Material supplied:
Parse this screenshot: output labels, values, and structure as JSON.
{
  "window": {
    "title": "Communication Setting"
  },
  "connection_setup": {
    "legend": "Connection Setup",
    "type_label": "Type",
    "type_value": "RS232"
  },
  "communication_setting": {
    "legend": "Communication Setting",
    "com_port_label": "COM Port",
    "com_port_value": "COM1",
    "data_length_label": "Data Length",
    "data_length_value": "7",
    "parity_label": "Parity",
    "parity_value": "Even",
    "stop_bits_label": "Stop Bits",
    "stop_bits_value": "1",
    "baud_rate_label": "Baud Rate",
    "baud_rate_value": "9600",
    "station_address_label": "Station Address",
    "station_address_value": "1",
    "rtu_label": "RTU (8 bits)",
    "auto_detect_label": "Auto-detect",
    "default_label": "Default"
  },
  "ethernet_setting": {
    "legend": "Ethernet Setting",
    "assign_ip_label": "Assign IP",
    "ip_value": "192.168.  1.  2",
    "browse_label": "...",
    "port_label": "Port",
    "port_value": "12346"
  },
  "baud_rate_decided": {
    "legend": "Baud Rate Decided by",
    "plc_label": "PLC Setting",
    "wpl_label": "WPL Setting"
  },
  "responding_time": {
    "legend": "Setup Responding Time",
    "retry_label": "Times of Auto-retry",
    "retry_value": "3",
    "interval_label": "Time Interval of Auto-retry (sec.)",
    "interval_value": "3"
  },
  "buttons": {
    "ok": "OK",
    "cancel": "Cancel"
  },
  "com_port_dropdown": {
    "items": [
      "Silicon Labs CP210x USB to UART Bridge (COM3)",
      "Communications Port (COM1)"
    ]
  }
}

Given request:
Copy out every entry again, exactly as it was given.

Answer to the problem:
Parse this screenshot: output labels, values, and structure as JSON.
{
  "window": {
    "title": "Communication Setting"
  },
  "connection_setup": {
    "legend": "Connection Setup",
    "type_label": "Type",
    "type_value": "RS232"
  },
  "communication_setting": {
    "legend": "Communication Setting",
    "com_port_label": "COM Port",
    "com_port_value": "COM1",
    "data_length_label": "Data Length",
    "data_length_value": "7",
    "parity_label": "Parity",
    "parity_value": "Even",
    "stop_bits_label": "Stop Bits",
    "stop_bits_value": "1",
    "baud_rate_label": "Baud Rate",
    "baud_rate_value": "9600",
    "station_address_label": "Station Address",
    "station_address_value": "1",
    "rtu_label": "RTU (8 bits)",
    "auto_detect_label": "Auto-detect",
    "default_label": "Default"
  },
  "ethernet_setting": {
    "legend": "Ethernet Setting",
    "assign_ip_label": "Assign IP",
    "ip_value": "192.168.  1.  2",
    "browse_label": "...",
    "port_label": "Port",
    "port_value": "12346"
  },
  "baud_rate_decided": {
    "legend": "Baud Rate Decided by",
    "plc_label": "PLC Setting",
    "wpl_label": "WPL Setting"
  },
  "responding_time": {
    "legend": "Setup Responding Time",
    "retry_label": "Times of Auto-retry",
    "retry_value": "3",
    "interval_label": "Time Interval of Auto-retry (sec.)",
    "interval_value": "3"
  },
  "buttons": {
    "ok": "OK",
    "cancel": "Cancel"
  },
  "com_port_dropdown": {
    "items": [
      "Silicon Labs CP210x USB to UART Bridge (COM3)",
      "Communications Port (COM1)"
    ]
  }
}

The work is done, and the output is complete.